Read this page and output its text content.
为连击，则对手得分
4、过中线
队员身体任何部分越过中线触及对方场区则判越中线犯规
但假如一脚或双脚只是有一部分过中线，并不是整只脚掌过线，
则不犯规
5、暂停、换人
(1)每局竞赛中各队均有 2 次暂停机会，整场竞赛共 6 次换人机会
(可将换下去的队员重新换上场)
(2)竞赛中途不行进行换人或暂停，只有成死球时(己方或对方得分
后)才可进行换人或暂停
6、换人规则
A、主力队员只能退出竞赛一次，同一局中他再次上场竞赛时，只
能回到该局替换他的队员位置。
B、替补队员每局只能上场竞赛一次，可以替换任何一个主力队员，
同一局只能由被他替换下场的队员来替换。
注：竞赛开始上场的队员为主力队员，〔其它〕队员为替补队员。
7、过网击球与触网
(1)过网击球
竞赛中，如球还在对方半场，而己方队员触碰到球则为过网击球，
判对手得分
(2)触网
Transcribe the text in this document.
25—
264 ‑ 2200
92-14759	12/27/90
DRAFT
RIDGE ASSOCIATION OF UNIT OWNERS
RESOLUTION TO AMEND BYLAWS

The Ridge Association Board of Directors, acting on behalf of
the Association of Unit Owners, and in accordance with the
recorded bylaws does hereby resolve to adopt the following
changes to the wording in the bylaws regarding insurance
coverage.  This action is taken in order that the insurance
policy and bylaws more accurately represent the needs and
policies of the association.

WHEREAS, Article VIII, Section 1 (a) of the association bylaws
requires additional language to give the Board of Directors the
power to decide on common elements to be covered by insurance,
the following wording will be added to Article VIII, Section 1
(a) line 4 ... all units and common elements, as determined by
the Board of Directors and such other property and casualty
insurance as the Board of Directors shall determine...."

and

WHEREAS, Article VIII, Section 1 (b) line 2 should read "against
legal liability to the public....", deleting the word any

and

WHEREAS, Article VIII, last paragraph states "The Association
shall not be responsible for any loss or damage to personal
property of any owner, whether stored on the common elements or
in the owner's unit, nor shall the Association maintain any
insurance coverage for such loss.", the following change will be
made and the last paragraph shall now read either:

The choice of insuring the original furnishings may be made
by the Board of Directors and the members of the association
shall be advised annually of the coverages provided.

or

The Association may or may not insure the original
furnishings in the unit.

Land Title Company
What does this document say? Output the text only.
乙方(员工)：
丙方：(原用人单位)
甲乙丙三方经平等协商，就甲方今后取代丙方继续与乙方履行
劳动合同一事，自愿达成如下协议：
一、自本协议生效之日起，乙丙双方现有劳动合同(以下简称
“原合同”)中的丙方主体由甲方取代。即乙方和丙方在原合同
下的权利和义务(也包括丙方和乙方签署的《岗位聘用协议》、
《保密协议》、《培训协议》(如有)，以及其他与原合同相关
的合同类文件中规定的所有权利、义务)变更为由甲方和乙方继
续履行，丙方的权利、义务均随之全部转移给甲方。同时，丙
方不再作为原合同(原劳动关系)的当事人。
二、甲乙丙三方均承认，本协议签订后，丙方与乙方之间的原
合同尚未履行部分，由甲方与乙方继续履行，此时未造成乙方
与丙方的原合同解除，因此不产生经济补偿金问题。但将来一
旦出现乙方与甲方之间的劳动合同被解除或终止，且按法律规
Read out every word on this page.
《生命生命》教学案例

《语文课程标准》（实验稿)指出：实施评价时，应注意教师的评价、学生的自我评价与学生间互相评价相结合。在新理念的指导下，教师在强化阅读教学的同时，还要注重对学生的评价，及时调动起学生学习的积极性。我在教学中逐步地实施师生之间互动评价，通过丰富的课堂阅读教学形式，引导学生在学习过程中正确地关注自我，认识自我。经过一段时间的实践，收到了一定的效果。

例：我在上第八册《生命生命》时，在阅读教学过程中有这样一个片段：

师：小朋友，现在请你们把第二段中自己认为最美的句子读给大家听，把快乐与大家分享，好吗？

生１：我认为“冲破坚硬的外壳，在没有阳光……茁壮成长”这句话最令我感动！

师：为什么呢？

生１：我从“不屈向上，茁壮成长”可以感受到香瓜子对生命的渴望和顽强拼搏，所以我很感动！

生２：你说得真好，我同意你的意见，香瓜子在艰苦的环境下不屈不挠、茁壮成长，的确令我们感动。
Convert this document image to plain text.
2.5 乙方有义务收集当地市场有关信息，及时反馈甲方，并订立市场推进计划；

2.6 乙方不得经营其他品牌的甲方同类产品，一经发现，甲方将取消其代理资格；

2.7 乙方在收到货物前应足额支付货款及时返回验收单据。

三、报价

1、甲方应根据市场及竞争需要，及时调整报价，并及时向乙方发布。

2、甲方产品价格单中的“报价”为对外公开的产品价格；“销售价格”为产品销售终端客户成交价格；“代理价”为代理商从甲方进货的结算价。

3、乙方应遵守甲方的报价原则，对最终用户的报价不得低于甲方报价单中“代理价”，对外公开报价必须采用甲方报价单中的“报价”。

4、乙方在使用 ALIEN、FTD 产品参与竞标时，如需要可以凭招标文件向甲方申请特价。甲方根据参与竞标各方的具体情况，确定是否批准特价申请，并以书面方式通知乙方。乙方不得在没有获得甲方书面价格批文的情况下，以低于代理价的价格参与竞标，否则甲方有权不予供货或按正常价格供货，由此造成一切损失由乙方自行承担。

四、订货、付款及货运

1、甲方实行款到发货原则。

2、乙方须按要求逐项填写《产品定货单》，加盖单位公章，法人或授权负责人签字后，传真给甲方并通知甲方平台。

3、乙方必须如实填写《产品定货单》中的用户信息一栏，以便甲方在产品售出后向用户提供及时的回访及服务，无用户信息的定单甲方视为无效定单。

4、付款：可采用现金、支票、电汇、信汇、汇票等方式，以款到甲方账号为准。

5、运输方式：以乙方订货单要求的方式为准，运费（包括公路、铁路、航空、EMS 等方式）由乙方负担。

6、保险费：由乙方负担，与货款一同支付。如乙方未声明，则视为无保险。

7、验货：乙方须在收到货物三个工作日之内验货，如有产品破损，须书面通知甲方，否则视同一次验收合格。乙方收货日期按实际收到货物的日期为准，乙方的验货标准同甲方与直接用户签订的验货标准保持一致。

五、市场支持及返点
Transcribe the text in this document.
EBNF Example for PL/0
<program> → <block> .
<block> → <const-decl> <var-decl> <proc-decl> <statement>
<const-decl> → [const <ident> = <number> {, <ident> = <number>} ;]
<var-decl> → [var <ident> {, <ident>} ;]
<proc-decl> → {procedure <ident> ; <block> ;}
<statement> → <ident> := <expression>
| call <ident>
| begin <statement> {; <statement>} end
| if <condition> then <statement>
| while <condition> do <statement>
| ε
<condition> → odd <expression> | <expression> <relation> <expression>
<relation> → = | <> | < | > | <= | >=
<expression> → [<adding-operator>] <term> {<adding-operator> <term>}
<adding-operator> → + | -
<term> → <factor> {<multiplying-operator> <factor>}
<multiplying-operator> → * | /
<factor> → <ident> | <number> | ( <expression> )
========================================
# [Directive]
Copy each line of the listing that holds the word "Directors".

# [Answer to the problem]
The Ridge Association Board of Directors, acting on behalf of
requires additional language to give the Board of Directors the
the Board of Directors and such other property and casualty
insurance as the Board of Directors shall determine...."
by the Board of Directors and the members of the association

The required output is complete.